__Material for this exercise__
»»

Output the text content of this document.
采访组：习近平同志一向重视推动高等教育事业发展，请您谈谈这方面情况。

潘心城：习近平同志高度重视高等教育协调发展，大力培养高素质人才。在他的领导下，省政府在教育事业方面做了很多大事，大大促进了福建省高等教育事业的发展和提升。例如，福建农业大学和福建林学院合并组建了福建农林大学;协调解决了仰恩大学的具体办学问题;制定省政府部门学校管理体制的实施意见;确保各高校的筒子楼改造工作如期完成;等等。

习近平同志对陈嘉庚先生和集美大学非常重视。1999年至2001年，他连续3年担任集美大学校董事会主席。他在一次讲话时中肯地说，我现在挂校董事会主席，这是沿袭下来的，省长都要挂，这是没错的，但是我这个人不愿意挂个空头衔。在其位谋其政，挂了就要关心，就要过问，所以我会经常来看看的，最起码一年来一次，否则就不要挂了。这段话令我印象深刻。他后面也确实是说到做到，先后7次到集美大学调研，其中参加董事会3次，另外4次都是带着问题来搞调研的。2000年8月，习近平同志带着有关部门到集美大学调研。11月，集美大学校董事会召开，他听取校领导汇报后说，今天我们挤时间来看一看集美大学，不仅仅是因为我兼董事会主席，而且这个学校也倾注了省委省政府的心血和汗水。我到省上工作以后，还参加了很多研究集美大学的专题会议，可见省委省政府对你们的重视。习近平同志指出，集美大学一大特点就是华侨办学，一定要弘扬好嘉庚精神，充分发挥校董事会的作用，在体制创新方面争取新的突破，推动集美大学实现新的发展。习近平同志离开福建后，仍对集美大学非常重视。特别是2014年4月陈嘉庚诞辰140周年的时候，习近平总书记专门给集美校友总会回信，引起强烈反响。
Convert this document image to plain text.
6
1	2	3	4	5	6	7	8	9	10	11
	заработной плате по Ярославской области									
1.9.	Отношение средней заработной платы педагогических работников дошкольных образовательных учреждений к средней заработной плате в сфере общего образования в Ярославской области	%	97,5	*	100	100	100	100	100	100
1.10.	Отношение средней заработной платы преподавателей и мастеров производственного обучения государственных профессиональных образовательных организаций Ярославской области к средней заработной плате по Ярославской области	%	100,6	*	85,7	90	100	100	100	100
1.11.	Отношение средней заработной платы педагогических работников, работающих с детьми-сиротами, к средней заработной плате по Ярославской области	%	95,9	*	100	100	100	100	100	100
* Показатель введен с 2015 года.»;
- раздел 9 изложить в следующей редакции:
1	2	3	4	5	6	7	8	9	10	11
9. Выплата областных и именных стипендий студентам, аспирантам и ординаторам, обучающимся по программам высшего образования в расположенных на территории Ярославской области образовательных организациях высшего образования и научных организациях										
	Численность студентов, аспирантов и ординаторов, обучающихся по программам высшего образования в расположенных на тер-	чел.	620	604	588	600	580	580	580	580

««

__What is required__
Using the records above, copy every line that has the word "заработной" in it.

__Solution for this exercise__
	заработной плате по Ярославской области									
1.9.	Отношение средней заработной платы педагогических работников дошкольных образовательных учреждений к средней заработной плате в сфере общего образования в Ярославской области	%	97,5	*	100	100	100	100	100	100
1.10.	Отношение средней заработной платы преподавателей и мастеров производственного обучения государственных профессиональных образовательных организаций Ярославской области к средней заработной плате по Ярославской области	%	100,6	*	85,7	90	100	100	100	100
1.11.	Отношение средней заработной платы педагогических работников, работающих с детьми-сиротами, к средней заработной плате по Ярославской области	%	95,9	*	100	100	100	100	100	100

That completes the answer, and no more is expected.